§ **The exercise**: All of the material below is to be retyped exactly.

=== Material provided ===

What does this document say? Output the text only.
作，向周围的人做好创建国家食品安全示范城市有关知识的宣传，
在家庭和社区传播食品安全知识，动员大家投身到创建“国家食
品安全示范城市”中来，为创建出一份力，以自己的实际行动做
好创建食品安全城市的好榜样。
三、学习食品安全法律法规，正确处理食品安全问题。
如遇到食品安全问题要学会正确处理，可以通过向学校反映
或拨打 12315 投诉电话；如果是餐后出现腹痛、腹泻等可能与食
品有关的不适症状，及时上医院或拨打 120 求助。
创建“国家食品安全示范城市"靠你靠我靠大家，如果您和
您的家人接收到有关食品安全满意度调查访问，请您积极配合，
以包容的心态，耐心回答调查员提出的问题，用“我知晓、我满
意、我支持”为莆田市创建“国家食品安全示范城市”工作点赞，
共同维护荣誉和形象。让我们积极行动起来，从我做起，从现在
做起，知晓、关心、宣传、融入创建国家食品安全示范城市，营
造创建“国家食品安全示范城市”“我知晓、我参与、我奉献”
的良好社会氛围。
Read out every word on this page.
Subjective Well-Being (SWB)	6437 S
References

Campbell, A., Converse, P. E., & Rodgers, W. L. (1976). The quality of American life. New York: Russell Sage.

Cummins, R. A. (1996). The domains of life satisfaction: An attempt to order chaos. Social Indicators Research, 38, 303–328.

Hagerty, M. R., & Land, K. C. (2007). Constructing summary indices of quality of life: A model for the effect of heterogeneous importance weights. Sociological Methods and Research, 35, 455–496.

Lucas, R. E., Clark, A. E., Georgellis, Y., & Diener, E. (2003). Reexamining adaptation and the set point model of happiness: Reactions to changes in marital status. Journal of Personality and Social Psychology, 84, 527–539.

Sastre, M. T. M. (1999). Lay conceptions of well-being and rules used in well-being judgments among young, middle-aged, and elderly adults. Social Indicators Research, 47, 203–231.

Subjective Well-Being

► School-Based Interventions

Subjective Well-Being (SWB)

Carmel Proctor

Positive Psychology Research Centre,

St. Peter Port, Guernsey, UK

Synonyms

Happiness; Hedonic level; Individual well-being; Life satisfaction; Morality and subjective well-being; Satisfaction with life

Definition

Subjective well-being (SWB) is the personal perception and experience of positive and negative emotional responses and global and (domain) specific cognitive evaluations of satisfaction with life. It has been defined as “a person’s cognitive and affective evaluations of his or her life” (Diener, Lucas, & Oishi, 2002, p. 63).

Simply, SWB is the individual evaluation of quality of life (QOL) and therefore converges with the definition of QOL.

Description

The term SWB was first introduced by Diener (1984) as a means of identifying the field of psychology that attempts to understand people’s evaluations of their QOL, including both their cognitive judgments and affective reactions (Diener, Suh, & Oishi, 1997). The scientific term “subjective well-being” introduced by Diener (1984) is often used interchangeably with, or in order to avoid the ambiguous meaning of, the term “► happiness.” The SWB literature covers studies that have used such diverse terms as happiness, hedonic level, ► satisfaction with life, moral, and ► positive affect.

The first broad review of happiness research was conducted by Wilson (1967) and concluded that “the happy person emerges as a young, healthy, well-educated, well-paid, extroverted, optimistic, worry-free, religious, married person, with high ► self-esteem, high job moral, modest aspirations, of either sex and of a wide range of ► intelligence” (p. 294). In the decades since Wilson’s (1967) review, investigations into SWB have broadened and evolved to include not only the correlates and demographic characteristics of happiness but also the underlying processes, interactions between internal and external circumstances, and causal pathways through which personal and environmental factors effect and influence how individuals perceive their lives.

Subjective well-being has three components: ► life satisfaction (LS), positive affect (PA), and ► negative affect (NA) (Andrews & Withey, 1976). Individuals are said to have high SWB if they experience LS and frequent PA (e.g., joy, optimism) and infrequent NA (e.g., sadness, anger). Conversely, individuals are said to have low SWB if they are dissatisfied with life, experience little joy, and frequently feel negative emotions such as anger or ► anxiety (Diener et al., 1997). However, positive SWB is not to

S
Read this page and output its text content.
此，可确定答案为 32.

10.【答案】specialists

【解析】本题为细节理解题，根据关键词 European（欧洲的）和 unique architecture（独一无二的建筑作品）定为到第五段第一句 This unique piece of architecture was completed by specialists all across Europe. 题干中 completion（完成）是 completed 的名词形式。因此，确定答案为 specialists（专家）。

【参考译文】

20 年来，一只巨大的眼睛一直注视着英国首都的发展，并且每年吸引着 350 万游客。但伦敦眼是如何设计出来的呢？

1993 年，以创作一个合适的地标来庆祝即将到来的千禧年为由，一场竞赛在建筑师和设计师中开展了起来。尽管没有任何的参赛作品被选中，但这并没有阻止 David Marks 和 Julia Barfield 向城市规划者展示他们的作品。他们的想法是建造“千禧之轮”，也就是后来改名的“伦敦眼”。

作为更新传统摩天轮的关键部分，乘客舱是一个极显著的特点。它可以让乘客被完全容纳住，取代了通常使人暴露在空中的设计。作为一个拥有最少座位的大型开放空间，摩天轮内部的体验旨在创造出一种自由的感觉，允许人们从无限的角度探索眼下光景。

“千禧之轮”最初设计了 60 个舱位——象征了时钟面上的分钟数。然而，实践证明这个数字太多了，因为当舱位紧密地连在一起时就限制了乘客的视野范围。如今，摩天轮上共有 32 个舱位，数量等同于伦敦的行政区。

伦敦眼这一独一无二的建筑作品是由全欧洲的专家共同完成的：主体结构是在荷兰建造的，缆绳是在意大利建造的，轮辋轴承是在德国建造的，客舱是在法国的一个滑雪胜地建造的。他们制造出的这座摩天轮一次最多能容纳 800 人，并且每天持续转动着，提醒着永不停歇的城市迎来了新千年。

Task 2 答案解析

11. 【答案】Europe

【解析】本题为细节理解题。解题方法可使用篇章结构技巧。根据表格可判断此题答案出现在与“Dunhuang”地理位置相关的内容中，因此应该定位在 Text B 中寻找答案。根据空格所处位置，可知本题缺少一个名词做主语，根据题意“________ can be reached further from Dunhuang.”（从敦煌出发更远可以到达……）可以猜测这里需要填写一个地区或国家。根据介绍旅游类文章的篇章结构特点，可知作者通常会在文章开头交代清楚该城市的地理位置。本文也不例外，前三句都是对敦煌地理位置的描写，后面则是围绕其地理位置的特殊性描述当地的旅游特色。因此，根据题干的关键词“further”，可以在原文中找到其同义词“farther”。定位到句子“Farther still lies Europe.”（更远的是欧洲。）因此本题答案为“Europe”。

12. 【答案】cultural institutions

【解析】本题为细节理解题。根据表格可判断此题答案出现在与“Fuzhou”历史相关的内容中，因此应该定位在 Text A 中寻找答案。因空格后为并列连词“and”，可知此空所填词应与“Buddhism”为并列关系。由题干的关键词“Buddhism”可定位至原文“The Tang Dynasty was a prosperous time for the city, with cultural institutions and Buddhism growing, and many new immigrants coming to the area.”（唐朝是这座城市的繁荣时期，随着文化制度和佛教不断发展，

===

§ **Answer to the task**:
What does this document say? Output the text only.
作，向周围的人做好创建国家食品安全示范城市有关知识的宣传，
在家庭和社区传播食品安全知识，动员大家投身到创建“国家食
品安全示范城市”中来，为创建出一份力，以自己的实际行动做
好创建食品安全城市的好榜样。
三、学习食品安全法律法规，正确处理食品安全问题。
如遇到食品安全问题要学会正确处理，可以通过向学校反映
或拨打 12315 投诉电话；如果是餐后出现腹痛、腹泻等可能与食
品有关的不适症状，及时上医院或拨打 120 求助。
创建“国家食品安全示范城市"靠你靠我靠大家，如果您和
您的家人接收到有关食品安全满意度调查访问，请您积极配合，
以包容的心态，耐心回答调查员提出的问题，用“我知晓、我满
意、我支持”为莆田市创建“国家食品安全示范城市”工作点赞，
共同维护荣誉和形象。让我们积极行动起来，从我做起，从现在
做起，知晓、关心、宣传、融入创建国家食品安全示范城市，营
造创建“国家食品安全示范城市”“我知晓、我参与、我奉献”
的良好社会氛围。
Read out every word on this page.
Subjective Well-Being (SWB)	6437 S
References

Campbell, A., Converse, P. E., & Rodgers, W. L. (1976). The quality of American life. New York: Russell Sage.

Cummins, R. A. (1996). The domains of life satisfaction: An attempt to order chaos. Social Indicators Research, 38, 303–328.

Hagerty, M. R., & Land, K. C. (2007). Constructing summary indices of quality of life: A model for the effect of heterogeneous importance weights. Sociological Methods and Research, 35, 455–496.

Lucas, R. E., Clark, A. E., Georgellis, Y., & Diener, E. (2003). Reexamining adaptation and the set point model of happiness: Reactions to changes in marital status. Journal of Personality and Social Psychology, 84, 527–539.

Sastre, M. T. M. (1999). Lay conceptions of well-being and rules used in well-being judgments among young, middle-aged, and elderly adults. Social Indicators Research, 47, 203–231.

Subjective Well-Being

► School-Based Interventions

Subjective Well-Being (SWB)

Carmel Proctor

Positive Psychology Research Centre,

St. Peter Port, Guernsey, UK

Synonyms

Happiness; Hedonic level; Individual well-being; Life satisfaction; Morality and subjective well-being; Satisfaction with life

Definition

Subjective well-being (SWB) is the personal perception and experience of positive and negative emotional responses and global and (domain) specific cognitive evaluations of satisfaction with life. It has been defined as “a person’s cognitive and affective evaluations of his or her life” (Diener, Lucas, & Oishi, 2002, p. 63).

Simply, SWB is the individual evaluation of quality of life (QOL) and therefore converges with the definition of QOL.

Description

The term SWB was first introduced by Diener (1984) as a means of identifying the field of psychology that attempts to understand people’s evaluations of their QOL, including both their cognitive judgments and affective reactions (Diener, Suh, & Oishi, 1997). The scientific term “subjective well-being” introduced by Diener (1984) is often used interchangeably with, or in order to avoid the ambiguous meaning of, the term “► happiness.” The SWB literature covers studies that have used such diverse terms as happiness, hedonic level, ► satisfaction with life, moral, and ► positive affect.

The first broad review of happiness research was conducted by Wilson (1967) and concluded that “the happy person emerges as a young, healthy, well-educated, well-paid, extroverted, optimistic, worry-free, religious, married person, with high ► self-esteem, high job moral, modest aspirations, of either sex and of a wide range of ► intelligence” (p. 294). In the decades since Wilson’s (1967) review, investigations into SWB have broadened and evolved to include not only the correlates and demographic characteristics of happiness but also the underlying processes, interactions between internal and external circumstances, and causal pathways through which personal and environmental factors effect and influence how individuals perceive their lives.

Subjective well-being has three components: ► life satisfaction (LS), positive affect (PA), and ► negative affect (NA) (Andrews & Withey, 1976). Individuals are said to have high SWB if they experience LS and frequent PA (e.g., joy, optimism) and infrequent NA (e.g., sadness, anger). Conversely, individuals are said to have low SWB if they are dissatisfied with life, experience little joy, and frequently feel negative emotions such as anger or ► anxiety (Diener et al., 1997). However, positive SWB is not to

S
Read this page and output its text content.
此，可确定答案为 32.

10.【答案】specialists

【解析】本题为细节理解题，根据关键词 European（欧洲的）和 unique architecture（独一无二的建筑作品）定为到第五段第一句 This unique piece of architecture was completed by specialists all across Europe. 题干中 completion（完成）是 completed 的名词形式。因此，确定答案为 specialists（专家）。

【参考译文】

20 年来，一只巨大的眼睛一直注视着英国首都的发展，并且每年吸引着 350 万游客。但伦敦眼是如何设计出来的呢？

1993 年，以创作一个合适的地标来庆祝即将到来的千禧年为由，一场竞赛在建筑师和设计师中开展了起来。尽管没有任何的参赛作品被选中，但这并没有阻止 David Marks 和 Julia Barfield 向城市规划者展示他们的作品。他们的想法是建造“千禧之轮”，也就是后来改名的“伦敦眼”。

作为更新传统摩天轮的关键部分，乘客舱是一个极显著的特点。它可以让乘客被完全容纳住，取代了通常使人暴露在空中的设计。作为一个拥有最少座位的大型开放空间，摩天轮内部的体验旨在创造出一种自由的感觉，允许人们从无限的角度探索眼下光景。

“千禧之轮”最初设计了 60 个舱位——象征了时钟面上的分钟数。然而，实践证明这个数字太多了，因为当舱位紧密地连在一起时就限制了乘客的视野范围。如今，摩天轮上共有 32 个舱位，数量等同于伦敦的行政区。

伦敦眼这一独一无二的建筑作品是由全欧洲的专家共同完成的：主体结构是在荷兰建造的，缆绳是在意大利建造的，轮辋轴承是在德国建造的，客舱是在法国的一个滑雪胜地建造的。他们制造出的这座摩天轮一次最多能容纳 800 人，并且每天持续转动着，提醒着永不停歇的城市迎来了新千年。

Task 2 答案解析

11. 【答案】Europe

【解析】本题为细节理解题。解题方法可使用篇章结构技巧。根据表格可判断此题答案出现在与“Dunhuang”地理位置相关的内容中，因此应该定位在 Text B 中寻找答案。根据空格所处位置，可知本题缺少一个名词做主语，根据题意“________ can be reached further from Dunhuang.”（从敦煌出发更远可以到达……）可以猜测这里需要填写一个地区或国家。根据介绍旅游类文章的篇章结构特点，可知作者通常会在文章开头交代清楚该城市的地理位置。本文也不例外，前三句都是对敦煌地理位置的描写，后面则是围绕其地理位置的特殊性描述当地的旅游特色。因此，根据题干的关键词“further”，可以在原文中找到其同义词“farther”。定位到句子“Farther still lies Europe.”（更远的是欧洲。）因此本题答案为“Europe”。

12. 【答案】cultural institutions

【解析】本题为细节理解题。根据表格可判断此题答案出现在与“Fuzhou”历史相关的内容中，因此应该定位在 Text A 中寻找答案。因空格后为并列连词“and”，可知此空所填词应与“Buddhism”为并列关系。由题干的关键词“Buddhism”可定位至原文“The Tang Dynasty was a prosperous time for the city, with cultural institutions and Buddhism growing, and many new immigrants coming to the area.”（唐朝是这座城市的繁荣时期，随着文化制度和佛教不断发展，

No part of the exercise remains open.